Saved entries

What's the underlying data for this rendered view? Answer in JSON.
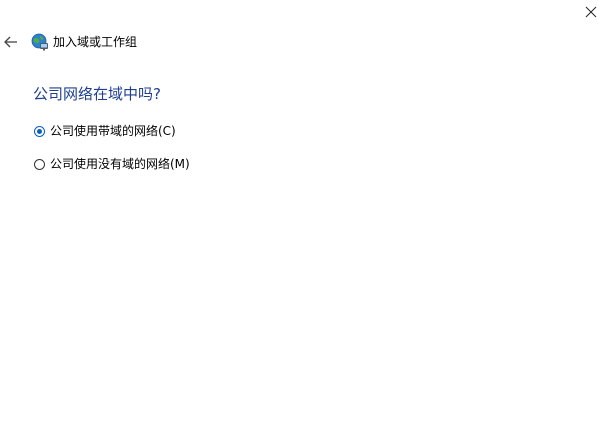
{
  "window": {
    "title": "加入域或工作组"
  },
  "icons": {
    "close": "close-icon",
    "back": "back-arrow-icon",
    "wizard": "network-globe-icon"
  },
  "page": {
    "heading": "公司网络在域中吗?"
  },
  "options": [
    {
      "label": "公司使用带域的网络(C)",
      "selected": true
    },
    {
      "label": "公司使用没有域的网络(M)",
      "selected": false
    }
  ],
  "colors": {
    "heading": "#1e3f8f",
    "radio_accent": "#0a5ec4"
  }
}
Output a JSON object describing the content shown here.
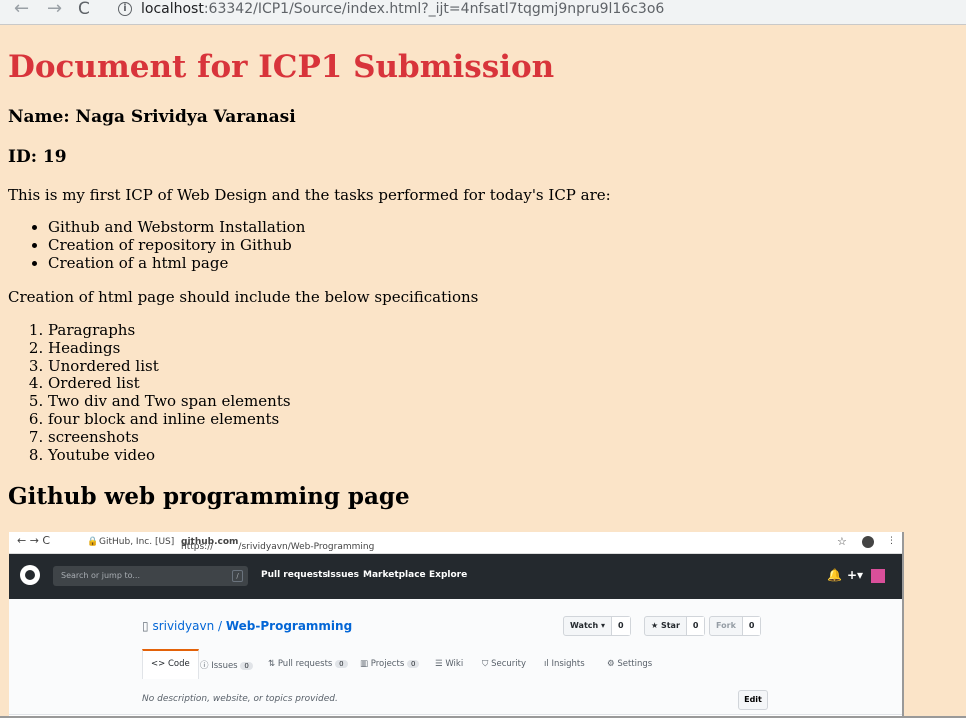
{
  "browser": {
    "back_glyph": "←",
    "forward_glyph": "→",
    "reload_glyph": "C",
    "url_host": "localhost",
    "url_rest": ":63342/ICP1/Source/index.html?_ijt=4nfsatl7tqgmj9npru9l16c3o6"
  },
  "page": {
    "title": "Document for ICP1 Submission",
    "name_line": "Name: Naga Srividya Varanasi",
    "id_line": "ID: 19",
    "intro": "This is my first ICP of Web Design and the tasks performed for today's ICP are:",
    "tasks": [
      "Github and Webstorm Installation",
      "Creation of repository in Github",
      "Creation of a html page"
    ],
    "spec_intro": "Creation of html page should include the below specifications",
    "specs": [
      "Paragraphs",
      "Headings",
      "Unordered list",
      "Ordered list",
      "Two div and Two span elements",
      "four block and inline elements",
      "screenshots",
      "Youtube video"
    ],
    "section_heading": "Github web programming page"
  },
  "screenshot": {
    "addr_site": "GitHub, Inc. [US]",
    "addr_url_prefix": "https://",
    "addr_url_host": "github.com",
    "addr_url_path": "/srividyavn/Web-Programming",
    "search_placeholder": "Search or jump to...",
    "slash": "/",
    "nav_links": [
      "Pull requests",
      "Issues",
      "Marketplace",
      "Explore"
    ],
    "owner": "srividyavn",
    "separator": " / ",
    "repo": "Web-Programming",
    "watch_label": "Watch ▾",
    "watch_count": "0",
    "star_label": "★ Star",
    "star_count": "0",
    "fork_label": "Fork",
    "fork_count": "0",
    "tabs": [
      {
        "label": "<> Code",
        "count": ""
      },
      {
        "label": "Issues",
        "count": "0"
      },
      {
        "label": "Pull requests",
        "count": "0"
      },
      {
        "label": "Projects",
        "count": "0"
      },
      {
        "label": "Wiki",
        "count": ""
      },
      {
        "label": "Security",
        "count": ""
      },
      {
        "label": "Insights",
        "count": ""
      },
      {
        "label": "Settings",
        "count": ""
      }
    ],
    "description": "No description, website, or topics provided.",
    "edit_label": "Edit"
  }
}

# What you should do
Give all the entries again exactly, dropping each picture.

# Reply to the exercise
What's the underlying data for this rendered view? Answer in JSON.
{
  "window": {
    "title": "加入域或工作组"
  },
  "icons": {
    "close": "close-icon",
    "back": "back-arrow-icon",
    "wizard": "network-globe-icon"
  },
  "page": {
    "heading": "公司网络在域中吗?"
  },
  "options": [
    {
      "label": "公司使用带域的网络(C)",
      "selected": true
    },
    {
      "label": "公司使用没有域的网络(M)",
      "selected": false
    }
  ],
  "colors": {
    "heading": "#1e3f8f",
    "radio_accent": "#0a5ec4"
  }
}
Output a JSON object describing the content shown here.
{
  "browser": {
    "back_glyph": "←",
    "forward_glyph": "→",
    "reload_glyph": "C",
    "url_host": "localhost",
    "url_rest": ":63342/ICP1/Source/index.html?_ijt=4nfsatl7tqgmj9npru9l16c3o6"
  },
  "page": {
    "title": "Document for ICP1 Submission",
    "name_line": "Name: Naga Srividya Varanasi",
    "id_line": "ID: 19",
    "intro": "This is my first ICP of Web Design and the tasks performed for today's ICP are:",
    "tasks": [
      "Github and Webstorm Installation",
      "Creation of repository in Github",
      "Creation of a html page"
    ],
    "spec_intro": "Creation of html page should include the below specifications",
    "specs": [
      "Paragraphs",
      "Headings",
      "Unordered list",
      "Ordered list",
      "Two div and Two span elements",
      "four block and inline elements",
      "screenshots",
      "Youtube video"
    ],
    "section_heading": "Github web programming page"
  },
  "screenshot": {
    "addr_site": "GitHub, Inc. [US]",
    "addr_url_prefix": "https://",
    "addr_url_host": "github.com",
    "addr_url_path": "/srividyavn/Web-Programming",
    "search_placeholder": "Search or jump to...",
    "slash": "/",
    "nav_links": [
      "Pull requests",
      "Issues",
      "Marketplace",
      "Explore"
    ],
    "owner": "srividyavn",
    "separator": " / ",
    "repo": "Web-Programming",
    "watch_label": "Watch ▾",
    "watch_count": "0",
    "star_label": "★ Star",
    "star_count": "0",
    "fork_label": "Fork",
    "fork_count": "0",
    "tabs": [
      {
        "label": "<> Code",
        "count": ""
      },
      {
        "label": "Issues",
        "count": "0"
      },
      {
        "label": "Pull requests",
        "count": "0"
      },
      {
        "label": "Projects",
        "count": "0"
      },
      {
        "label": "Wiki",
        "count": ""
      },
      {
        "label": "Security",
        "count": ""
      },
      {
        "label": "Insights",
        "count": ""
      },
      {
        "label": "Settings",
        "count": ""
      }
    ],
    "description": "No description, website, or topics provided.",
    "edit_label": "Edit"
  }
}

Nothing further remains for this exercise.